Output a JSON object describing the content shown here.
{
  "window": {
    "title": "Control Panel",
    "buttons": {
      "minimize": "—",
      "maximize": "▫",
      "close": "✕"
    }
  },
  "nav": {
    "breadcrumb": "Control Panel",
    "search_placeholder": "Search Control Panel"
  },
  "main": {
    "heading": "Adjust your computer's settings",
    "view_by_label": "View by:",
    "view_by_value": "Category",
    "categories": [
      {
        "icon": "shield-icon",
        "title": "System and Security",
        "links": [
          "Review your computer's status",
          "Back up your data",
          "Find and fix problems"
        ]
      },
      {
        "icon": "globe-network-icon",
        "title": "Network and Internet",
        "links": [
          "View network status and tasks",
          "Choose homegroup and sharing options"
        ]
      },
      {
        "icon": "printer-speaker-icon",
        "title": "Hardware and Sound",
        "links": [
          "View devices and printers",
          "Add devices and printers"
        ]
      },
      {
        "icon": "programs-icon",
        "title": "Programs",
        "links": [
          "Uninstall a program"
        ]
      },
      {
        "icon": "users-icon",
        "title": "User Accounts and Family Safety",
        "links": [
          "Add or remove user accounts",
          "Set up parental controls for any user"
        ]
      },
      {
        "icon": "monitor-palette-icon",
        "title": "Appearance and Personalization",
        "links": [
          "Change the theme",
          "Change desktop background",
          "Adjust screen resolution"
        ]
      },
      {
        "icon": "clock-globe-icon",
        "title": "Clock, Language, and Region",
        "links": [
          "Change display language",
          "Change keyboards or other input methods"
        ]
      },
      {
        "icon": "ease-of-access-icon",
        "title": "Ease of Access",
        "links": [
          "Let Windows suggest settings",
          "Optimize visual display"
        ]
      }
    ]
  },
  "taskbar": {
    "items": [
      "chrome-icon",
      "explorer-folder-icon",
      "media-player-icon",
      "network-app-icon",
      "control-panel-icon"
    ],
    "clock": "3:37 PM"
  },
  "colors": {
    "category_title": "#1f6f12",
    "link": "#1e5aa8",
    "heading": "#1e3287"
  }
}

------------------------

**EXERCISE DETAILS**
Write down every line of the data above that includes the string "heading".

**THE RESPONSE**
    "heading": "Adjust your computer's settings",
    "heading": "#1e3287"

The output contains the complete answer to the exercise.